• **Problem to work on**
Find how many lines hold the word "упругих". Give only the number.

• **Records**
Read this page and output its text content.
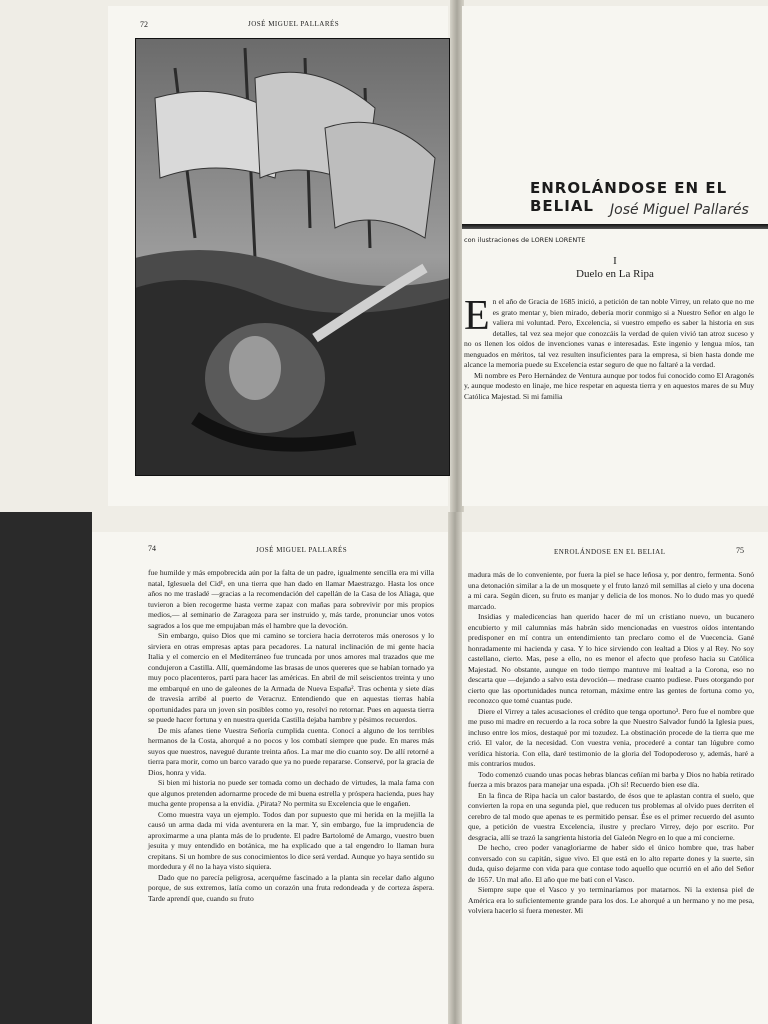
JOSÉ MIGUEL PALLARÉS
72
ENROLÁNDOSE EN EL BELIAL	José Miguel Pallarés
con ilustraciones de LOREN LORENTE
I
Duelo en La Ripa

En el año de Gracia de 1685 inició, a petición de tan noble Virrey, un relato que no me es grato mentar y, bien mirado, debería morir conmigo si a Nuestro Señor en algo le valiera mi voluntad. Pero, Excelencia, si vuestro empeño es saber la historia en sus detalles, tal vez sea mejor que conozcáis la verdad de quien vivió tan atroz suceso y no os llenen los oídos de invenciones vanas e interesadas. Este ingenio y lengua míos, tan menguados en méritos, tal vez resulten insuficientes para la empresa, si bien hasta donde me alcance la memoria puede su Excelencia estar seguro de que no faltaré a la verdad.

Mi nombre es Pero Hernández de Ventura aunque por todos fui conocido como El Aragonés y, aunque modesto en linaje, me hice respetar en aquesta tierra y en aquestos mares de su Muy Católica Majestad. Si mi familia

74	JOSÉ MIGUEL PALLARÉS

fue humilde y más empobrecida aún por la falta de un padre, igualmente sencilla era mi villa natal, Iglesuela del Cid¹, en una tierra que han dado en llamar Maestrazgo. Hasta los once años no me trasladé —gracias a la recomendación del capellán de la Casa de los Aliaga, que tuvieron a bien recogerme hasta verme zapaz con mañas para sobrevivir por mis propios medios,— al seminario de Zaragoza para ser instruido y, más tarde, pronunciar unos votos sagrados a los que me empujaban más el hambre que la devoción.

Sin embargo, quiso Dios que mi camino se torciera hacia derroteros más onerosos y lo sirviera en otras empresas aptas para pecadores. La natural inclinación de mi gente hacia Italia y el comercio en el Mediterráneo fue truncada por unos amores mal trazados que me condujeron a Castilla. Allí, quemándome las brasas de unos quereres que se habían tornado ya muy poco placenteros, partí para hacer las américas. En abril de mil seiscientos treinta y uno me embarqué en uno de galeones de la Armada de Nueva España². Tras ochenta y siete días de travesía arribé al puerto de Veracruz. Entendiendo que en aquestas tierras había oportunidades para un joven sin posibles como yo, resolví no retornar. Pues en aquesta tierra se puede hacer fortuna y en nuestra querida Castilla dejaba hambre y pésimos recuerdos.

De mis afanes tiene Vuestra Señoría cumplida cuenta. Conocí a alguno de los terribles hermanos de la Costa, ahorqué a no pocos y los combatí siempre que pude. En mares más suyos que nuestros, navegué durante treinta años. La mar me dio cuanto soy. De allí retorné a tierra para morir, como un barco varado que ya no puede repararse. Conservé, por la gracia de Dios, honra y vida.

Si bien mi historia no puede ser tomada como un dechado de virtudes, la mala fama con que algunos pretenden adornarme procede de mi buena estrella y próspera hacienda, pues hay mucha gente propensa a la envidia. ¿Pirata? No permita su Excelencia que le engañen.

Como muestra vaya un ejemplo. Todos dan por supuesto que mi herida en la mejilla la causó un arma dada mi vida aventurera en la mar. Y, sin embargo, fue la imprudencia de aproximarme a una planta más de lo prudente. El padre Bartolomé de Amargo, vuestro buen jesuita y muy entendido en botánica, me ha explicado que a tal engendro lo llaman hura crepitans. Si un hombre de sus conocimientos lo dice será verdad. Aunque yo haya sentido su mordedura y él no la haya visto siquiera.

Dado que no parecía peligrosa, acerquéme fascinado a la planta sin recelar daño alguno porque, de sus extremos, latía como un corazón una fruta redondeada y de corteza áspera. Tarde aprendí que, cuando su fruto

ENROLÁNDOSE EN EL BELIAL	75

madura más de lo conveniente, por fuera la piel se hace leñosa y, por dentro, fermenta. Sonó una detonación similar a la de un mosquete y el fruto lanzó mil semillas al cielo y una docena a mi cara. Según dicen, su fruto es manjar y delicia de los monos. No lo dudo mas yo quedé marcado.

Insidias y maledicencias han querido hacer de mí un cristiano nuevo, un bucanero encubierto y mil calumnias más habrán sido mencionadas en vuestros oídos intentando predisponer en mí contra un entendimiento tan preclaro como el de Vuecencia. Gané honradamente mi hacienda y casa. Y lo hice sirviendo con lealtad a Dios y al Rey. No soy castellano, cierto. Mas, pese a ello, no es menor el afecto que profeso hacia su Católica Majestad. No obstante, aunque en todo tiempo mantuve mi lealtad a la Corona, eso no descarta que —dejando a salvo esta devoción— medrase cuanto pudiese. Pues otorgando por cierto que las oportunidades nunca retornan, máxime entre las gentes de fortuna como yo, reconozco que tomé cuantas pude.

Diere el Virrey a tales acusaciones el crédito que tenga oportuno³. Pero fue el nombre que me puso mi madre en recuerdo a la roca sobre la que Nuestro Salvador fundó la Iglesia pues, incluso entre los míos, destaqué por mi tozudez. La obstinación procede de la tierra que me crió. El valor, de la necesidad. Con vuestra venia, procederé a contar tan lúgubre como verídica historia. Con ella, daré testimonio de la gloria del Todopoderoso y, además, haré a mis contrarios mudos.

Todo comenzó cuando unas pocas hebras blancas ceñían mi barba y Dios no había retirado fuerza a mis brazos para manejar una espada. ¡Oh sí! Recuerdo bien ese día.

En la finca de Ripa hacía un calor bastardo, de ésos que te aplastan contra el suelo, que convierten la ropa en una segunda piel, que reducen tus problemas al olvido pues derriten el cerebro de tal modo que apenas te es permitido pensar. Ése es el primer recuerdo del asunto que, a petición de vuestra Excelencia, ilustre y preclaro Virrey, dejo por escrito. Por desgracia, allí se trazó la sangrienta historia del Galeón Negro en lo que a mí concierne.

De hecho, creo poder vanagloriarme de haber sido el único hombre que, tras haber conversado con su capitán, sigue vivo. El que está en lo alto reparte dones y la suerte, sin duda, quiso dejarme con vida para que contase todo aquello que ocurrió en el año del Señor de 1657. Un mal año. El año que me batí con el Vasco.

Siempre supe que el Vasco y yo terminaríamos por matarnos. Ni la extensa piel de América era lo suficientemente grande para los dos. Le ahorqué a un hermano y no me pesa, volviera hacerlo si fuera menester. Mi
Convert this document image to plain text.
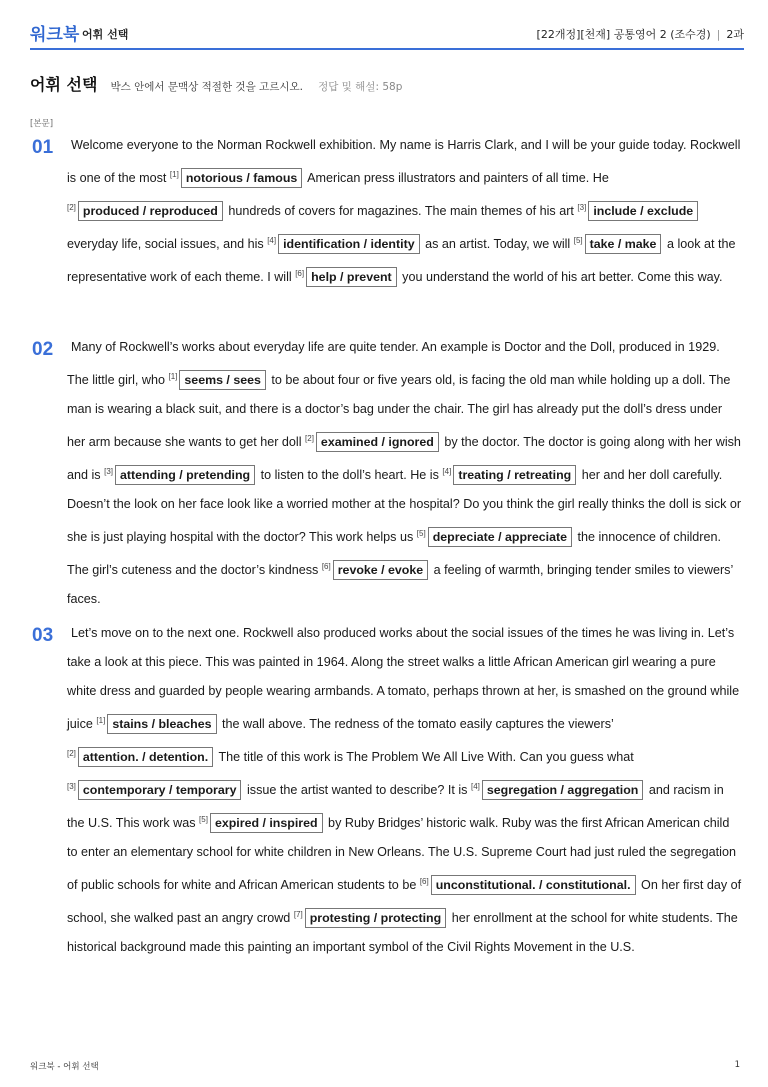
워크북 어휘 선택	[22개정][천재] 공통영어 2 (조수경) | 2과
어휘 선택 박스 안에서 문맥상 적절한 것을 고르시오. 정답 및 해설: 58p
[본문]
01	Welcome everyone to the Norman Rockwell exhibition. My name is Harris Clark, and I will be your guide today. Rockwell is one of the most [1] notorious / famous American press illustrators and painters of all time. He [2] produced / reproduced hundreds of covers for magazines. The main themes of his art [3] include / exclude everyday life, social issues, and his [4] identification / identity as an artist. Today, we will [5] take / make a look at the representative work of each theme. I will [6] help / prevent you understand the world of his art better. Come this way.
02	Many of Rockwell’s works about everyday life are quite tender. An example is Doctor and the Doll, produced in 1929. The little girl, who [1] seems / sees to be about four or five years old, is facing the old man while holding up a doll. The man is wearing a black suit, and there is a doctor’s bag under the chair. The girl has already put the doll’s dress under her arm because she wants to get her doll [2] examined / ignored by the doctor. The doctor is going along with her wish and is [3] attending / pretending to listen to the doll’s heart. He is [4] treating / retreating her and her doll carefully. Doesn’t the look on her face look like a worried mother at the hospital? Do you think the girl really thinks the doll is sick or she is just playing hospital with the doctor? This work helps us [5] depreciate / appreciate the innocence of children. The girl’s cuteness and the doctor’s kindness [6] revoke / evoke a feeling of warmth, bringing tender smiles to viewers’ faces.
03	Let’s move on to the next one. Rockwell also produced works about the social issues of the times he was living in. Let’s take a look at this piece. This was painted in 1964. Along the street walks a little African American girl wearing a pure white dress and guarded by people wearing armbands. A tomato, perhaps thrown at her, is smashed on the ground while juice [1] stains / bleaches the wall above. The redness of the tomato easily captures the viewers’ [2] attention. / detention. The title of this work is The Problem We All Live With. Can you guess what [3] contemporary / temporary issue the artist wanted to describe? It is [4] segregation / aggregation and racism in the U.S. This work was [5] expired / inspired by Ruby Bridges’ historic walk. Ruby was the first African American child to enter an elementary school for white children in New Orleans. The U.S. Supreme Court had just ruled the segregation of public schools for white and African American students to be [6] unconstitutional. / constitutional. On her first day of school, she walked past an angry crowd [7] protesting / protecting her enrollment at the school for white students. The historical background made this painting an important symbol of the Civil Rights Movement in the U.S.
워크북 - 어휘 선택	1
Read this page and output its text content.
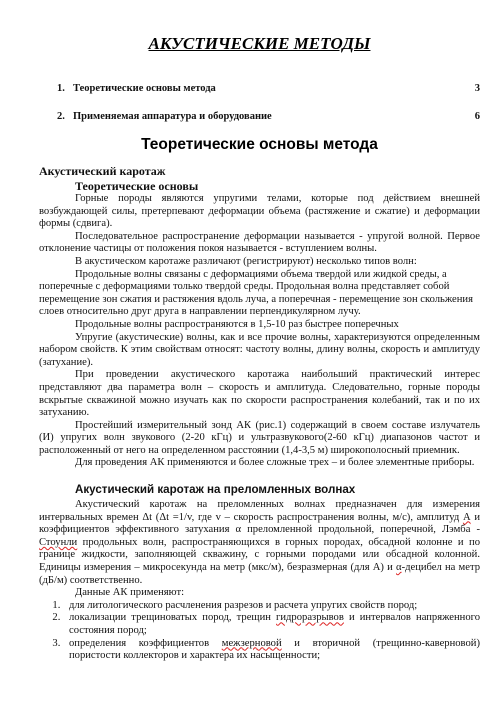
АКУСТИЧЕСКИЕ МЕТОДЫ
1. Теоретические основы метода	3
2. Применяемая аппаратура и оборудование	6
Теоретические основы метода
Акустический каротаж
Теоретические основы

Горные породы являются упругими телами, которые под действием внешней возбуждающей силы, претерпевают деформации объема (растяжение и сжатие) и деформации формы (сдвига).

Последовательное распространение деформации называется - упругой волной. Первое отклонение частицы от положения покоя называется - вступлением волны.

В акустическом каротаже различают (регистрируют) несколько типов волн:

Продольные волны связаны с деформациями объема твердой или жидкой среды, а поперечные с деформациями только твердой среды. Продольная волна представляет собой перемещение зон сжатия и растяжения вдоль луча, а поперечная - перемещение зон скольжения слоев относительно друг друга в направлении перпендикулярном лучу.

Продольные волны распространяются в 1,5-10 раз быстрее поперечных

Упругие (акустические) волны, как и все прочие волны, характеризуются определенным набором свойств. К этим свойствам относят: частоту волны, длину волны, скорость и амплитуду (затухание).

При проведении акустического каротажа наибольший практический интерес представляют два параметра волн – скорость и амплитуда. Следовательно, горные породы вскрытые скважиной можно изучать как по скорости распространения колебаний, так и по их затуханию.

Простейший измерительный зонд АК (рис.1) содержащий в своем составе излучатель (И) упругих волн звукового (2-20 кГц) и ультразвукового(2-60 кГц) диапазонов частот и расположенный от него на определенном расстоянии (1,4-3,5 м) широкополосный приемник.

Для проведения АК применяются и более сложные трех – и более элементные приборы.

Акустический каротаж на преломленных волнах

Акустический каротаж на преломленных волнах предназначен для измерения интервальных времен Δt (Δt =1/v, где v – скорость распространения волны, м/с), амплитуд А и коэффициентов эффективного затухания α преломленной продольной, поперечной, Лэмба - Стоунли продольных волн, распространяющихся в горных породах, обсадной колонне и по границе жидкости, заполняющей скважину, с горными породами или обсадной колонной. Единицы измерения – микросекунда на метр (мкс/м), безразмерная (для А) и α-децибел на метр (дБ/м) соответственно.

Данные АК применяют:

1. для литологического расчленения разрезов и расчета упругих свойств пород;
2. локализации трещиноватых пород, трещин гидроразрывов и интервалов напряженного состояния пород;
3. определения коэффициентов межзерновой и вторичной (трещинно-каверновой) пористости коллекторов и характера их насыщенности;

• **Exercise response**
2